TASK REQUIREMENTS: Repeat the listing below in full, exactly as it stands.

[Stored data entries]
┌────────
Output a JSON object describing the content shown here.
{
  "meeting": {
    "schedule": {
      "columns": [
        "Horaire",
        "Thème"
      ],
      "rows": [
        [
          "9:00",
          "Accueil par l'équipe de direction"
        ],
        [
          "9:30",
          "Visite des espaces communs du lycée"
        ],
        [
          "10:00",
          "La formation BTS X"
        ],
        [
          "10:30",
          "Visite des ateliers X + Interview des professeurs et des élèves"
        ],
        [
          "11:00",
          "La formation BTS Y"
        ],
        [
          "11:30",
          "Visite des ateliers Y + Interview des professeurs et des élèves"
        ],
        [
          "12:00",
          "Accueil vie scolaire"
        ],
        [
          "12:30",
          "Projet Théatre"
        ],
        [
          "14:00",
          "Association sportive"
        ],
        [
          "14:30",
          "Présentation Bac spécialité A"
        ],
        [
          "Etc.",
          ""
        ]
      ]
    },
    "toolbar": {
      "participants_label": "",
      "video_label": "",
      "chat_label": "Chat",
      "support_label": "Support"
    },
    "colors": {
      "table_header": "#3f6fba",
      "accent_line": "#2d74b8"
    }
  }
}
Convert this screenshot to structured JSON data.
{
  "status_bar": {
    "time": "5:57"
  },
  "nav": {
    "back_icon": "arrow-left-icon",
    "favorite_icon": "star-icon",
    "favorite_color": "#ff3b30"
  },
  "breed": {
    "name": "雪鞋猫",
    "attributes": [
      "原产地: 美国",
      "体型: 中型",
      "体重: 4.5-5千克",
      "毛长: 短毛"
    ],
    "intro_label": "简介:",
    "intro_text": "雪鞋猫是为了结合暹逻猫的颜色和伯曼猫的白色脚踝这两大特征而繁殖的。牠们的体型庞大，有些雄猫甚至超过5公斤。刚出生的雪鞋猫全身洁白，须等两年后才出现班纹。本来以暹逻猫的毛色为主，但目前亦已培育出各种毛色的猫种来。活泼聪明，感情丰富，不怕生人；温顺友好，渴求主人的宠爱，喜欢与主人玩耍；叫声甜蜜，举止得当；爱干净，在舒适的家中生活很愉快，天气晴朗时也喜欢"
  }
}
└────────
REPLY:
Output a JSON object describing the content shown here.
{
  "meeting": {
    "schedule": {
      "columns": [
        "Horaire",
        "Thème"
      ],
      "rows": [
        [
          "9:00",
          "Accueil par l'équipe de direction"
        ],
        [
          "9:30",
          "Visite des espaces communs du lycée"
        ],
        [
          "10:00",
          "La formation BTS X"
        ],
        [
          "10:30",
          "Visite des ateliers X + Interview des professeurs et des élèves"
        ],
        [
          "11:00",
          "La formation BTS Y"
        ],
        [
          "11:30",
          "Visite des ateliers Y + Interview des professeurs et des élèves"
        ],
        [
          "12:00",
          "Accueil vie scolaire"
        ],
        [
          "12:30",
          "Projet Théatre"
        ],
        [
          "14:00",
          "Association sportive"
        ],
        [
          "14:30",
          "Présentation Bac spécialité A"
        ],
        [
          "Etc.",
          ""
        ]
      ]
    },
    "toolbar": {
      "participants_label": "",
      "video_label": "",
      "chat_label": "Chat",
      "support_label": "Support"
    },
    "colors": {
      "table_header": "#3f6fba",
      "accent_line": "#2d74b8"
    }
  }
}
Convert this screenshot to structured JSON data.
{
  "status_bar": {
    "time": "5:57"
  },
  "nav": {
    "back_icon": "arrow-left-icon",
    "favorite_icon": "star-icon",
    "favorite_color": "#ff3b30"
  },
  "breed": {
    "name": "雪鞋猫",
    "attributes": [
      "原产地: 美国",
      "体型: 中型",
      "体重: 4.5-5千克",
      "毛长: 短毛"
    ],
    "intro_label": "简介:",
    "intro_text": "雪鞋猫是为了结合暹逻猫的颜色和伯曼猫的白色脚踝这两大特征而繁殖的。牠们的体型庞大，有些雄猫甚至超过5公斤。刚出生的雪鞋猫全身洁白，须等两年后才出现班纹。本来以暹逻猫的毛色为主，但目前亦已培育出各种毛色的猫种来。活泼聪明，感情丰富，不怕生人；温顺友好，渴求主人的宠爱，喜欢与主人玩耍；叫声甜蜜，举止得当；爱干净，在舒适的家中生活很愉快，天气晴朗时也喜欢"
  }
}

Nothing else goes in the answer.